__Text__.
# Those on high floor apartments...



## Straysmommy (Dec 23, 2010)

...how do you keep your cat safe from falling out of the window? 

I keep my windows almost totally closed, but I just found my cat walking on the air conditioning box outside the window (5th floor). I almost had a heart attack. I'm not sure if he managed to open the window or was able to squeeze himself so small.

In summer I won't be able to keep the windows closed...


----------



## kwarendorf (Oct 12, 2009)

Screens. Without them cats on the 18th floor would not be possible.


----------



## Straysmommy (Dec 23, 2010)

kwarendorf, don't they manage to tear it apart or push it aside?


----------



## kwarendorf (Oct 12, 2009)

The screens are wire/metal screens, not the flimsy fiberglass ones. Every once in a while I will see one of my guys scratching a screen and I will discourage the behavior in a fairly loud fashion. The screens are pretty durable and fit well in the window frames. It's worked for me, and them


----------



## Ritzpg (Dec 7, 2010)

*High rise*

I live on the top floor of a three story building. I have a balcony, with a vertical metal grills, roughly every 12 inches apart. Ritz could conceivably fit her head in between those grills. So shortly after I got Ritz I put chicken wire all along the metal grils; at the very least, it would prevent herfrom slipping through the cracks although not--goodness forbid--jumping on top of the grills. Obviously I keep the screen door closed 24x7x365.

I came home one day from work and saw Ritz looking at me from OUTSIDE the patio screen door. There was a small hole in the screen and she pushed through, no doubt to lunge at a bird(s). That chicken wire probably saved her.

You can buy special screen doors specifically for pets; the mesh is extra sturdy. Not that much more expensive than regular mesh.

As an aside, I have let Ritz go out onto the balcony twice and watched her like a proverbial hawk. My reasoning was that, if she satisfies her curosity, she'll be less inclined to try to push through the screen. So far (after one year) she shows no interest in going outside the balcony door. Though the front door holds some interest....


----------



## Straysmommy (Dec 23, 2010)

Yes, I have to look for something sturdier than the one against mosquitos. I'll go check in Home Depot.


----------



## Vivid Dawn (May 31, 2010)

That's yet another thing I have to save up for this summer (along with about a couple dozen other things!) is a sturdy screen door.

__Data provided__.
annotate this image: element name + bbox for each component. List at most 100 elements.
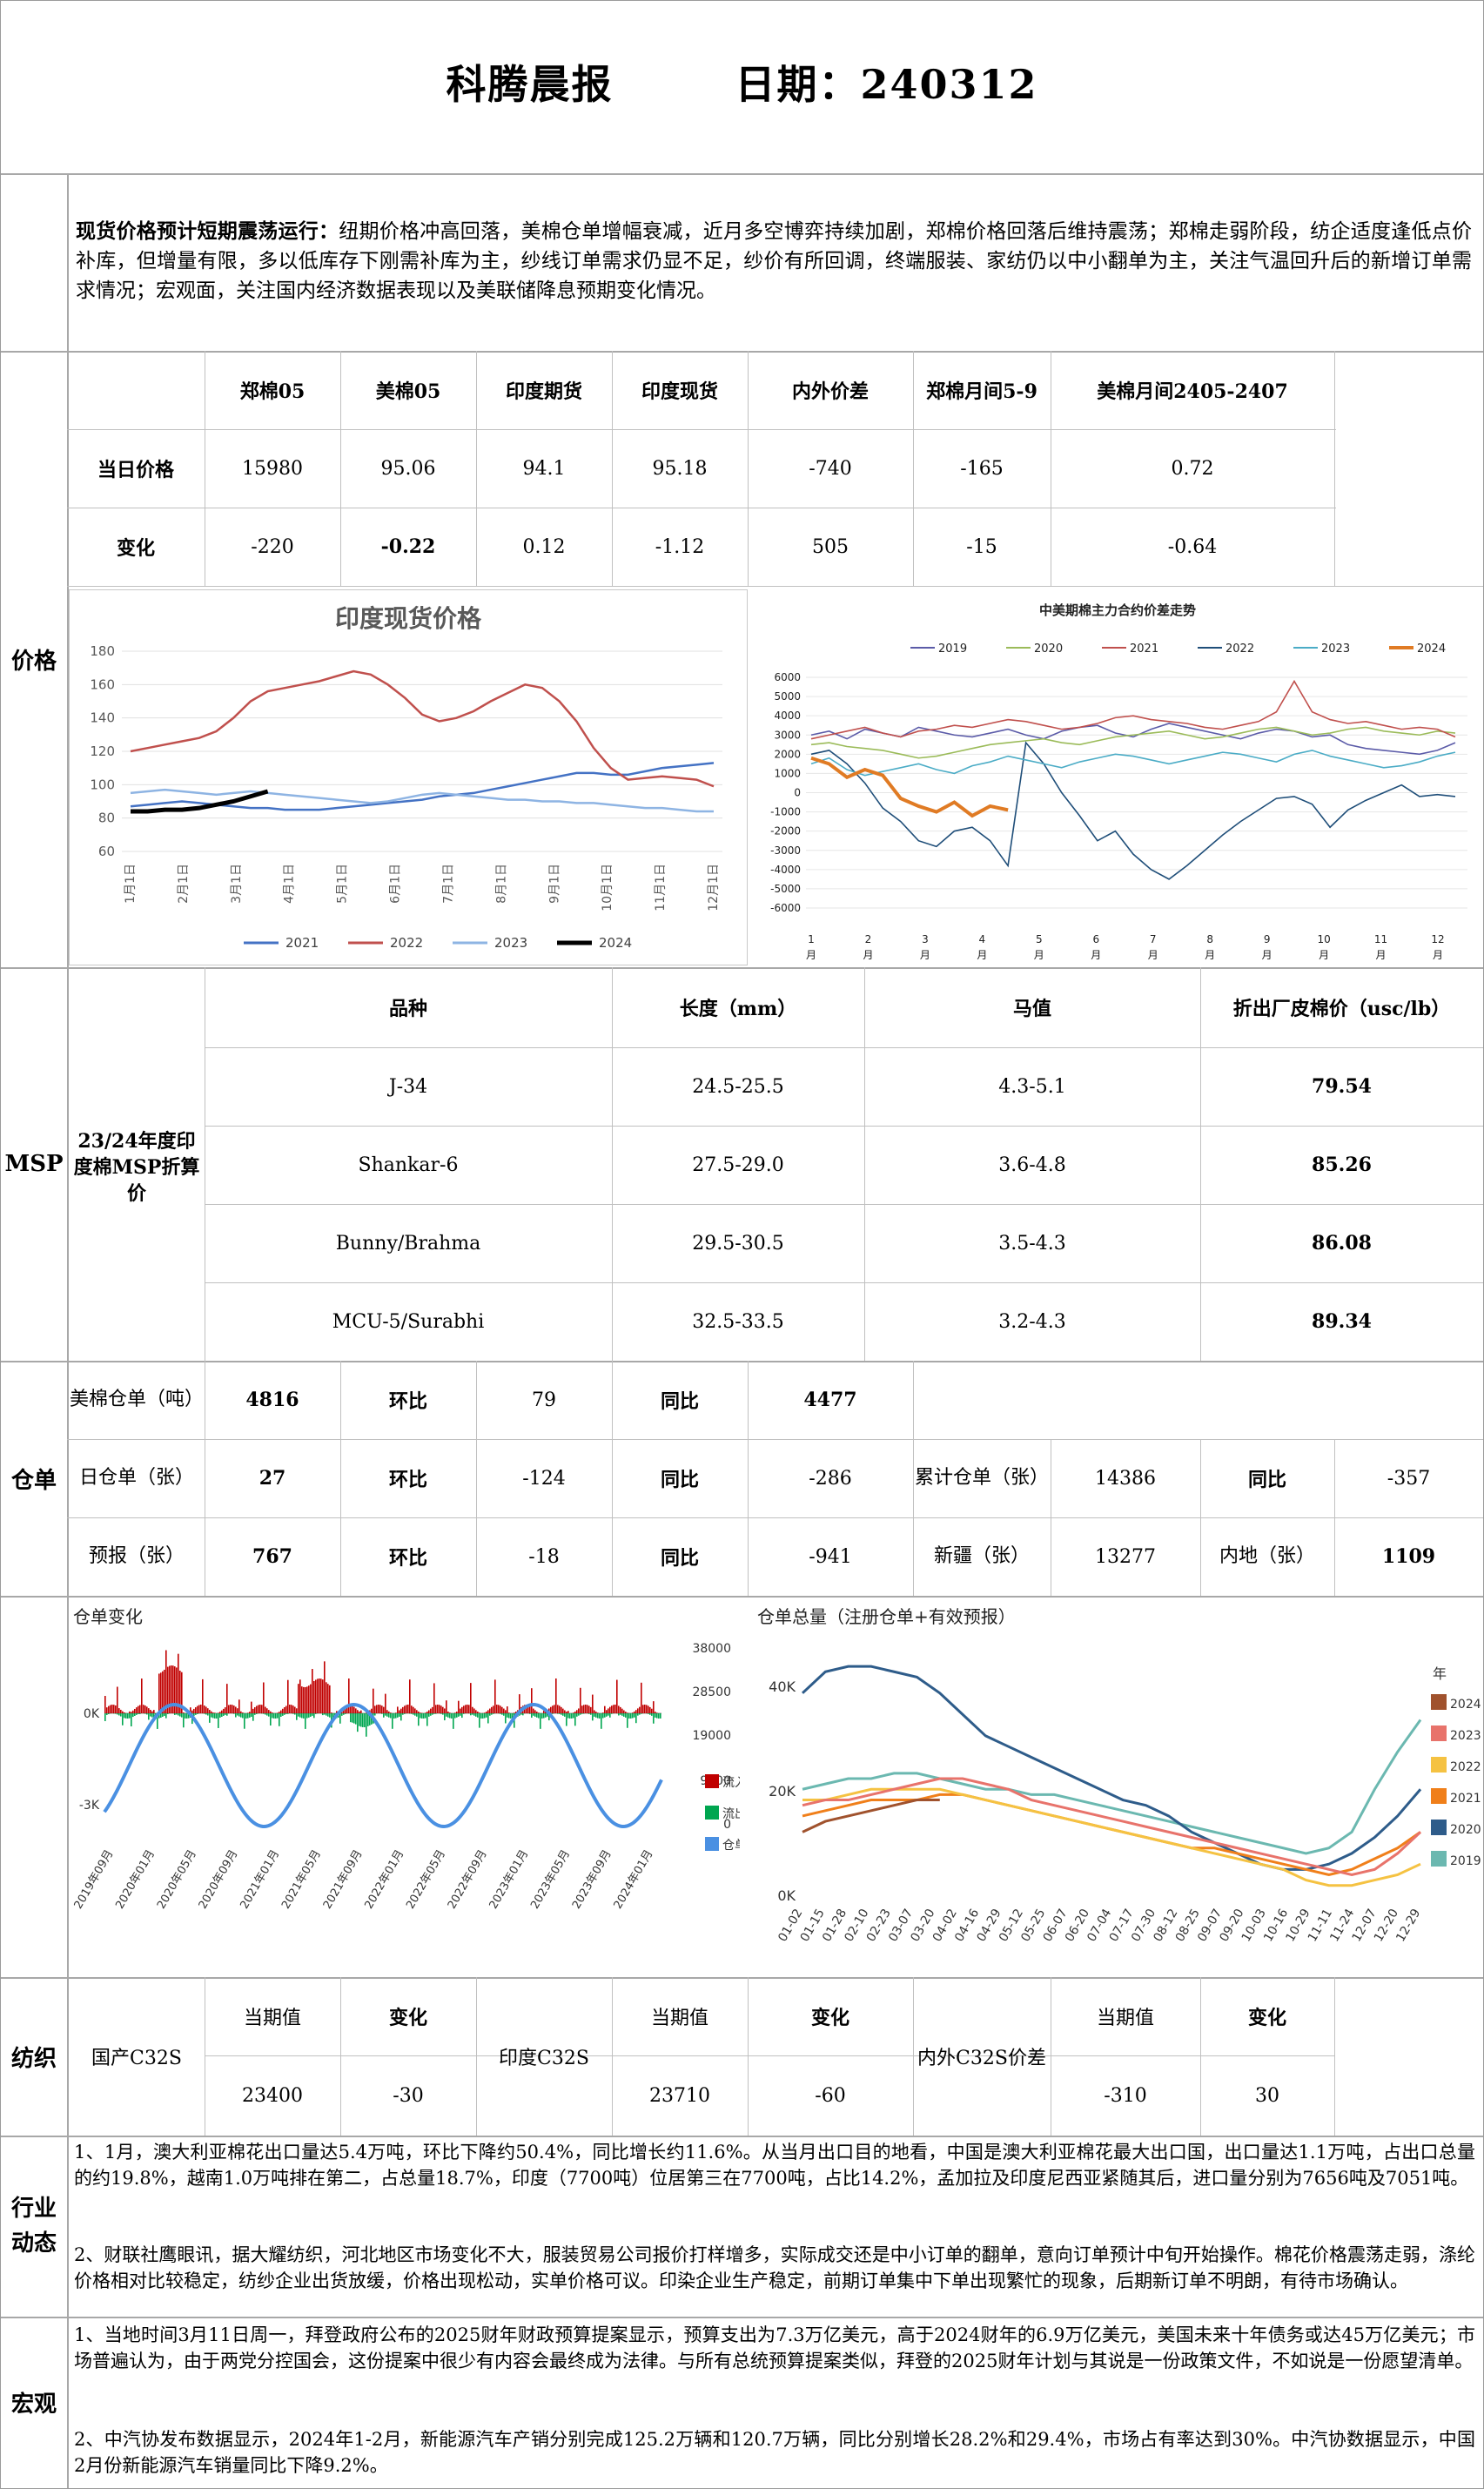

__What you need to do__.
1/ Can you rewrite the cat-window thread from "The screens are wire/metal" to "door closed 24x7x365." with "chicken wire" changed to "hardware cloth"?
2/ In the cat-window thread, what kind of screens does kwarendorf have?

__Solutions__.
1/
The screens are wire/metal screens, not the flimsy fiberglass ones. Every once in a while I will see one of my guys scratching a screen and I will discourage the behavior in a fairly loud fashion. The screens are pretty durable and fit well in the window frames. It's worked for me, and them


----------



## Ritzpg (Dec 7, 2010)

*High rise*

I live on the top floor of a three story building. I have a balcony, with a vertical metal grills, roughly every 12 inches apart. Ritz could conceivably fit her head in between those grills. So shortly after I got Ritz I put hardware cloth all along the metal grils; at the very least, it would prevent herfrom slipping through the cracks although not--goodness forbid--jumping on top of the grills. Obviously I keep the screen door closed 24x7x365.

2/ Wire/metal screens, not the flimsy fiberglass ones.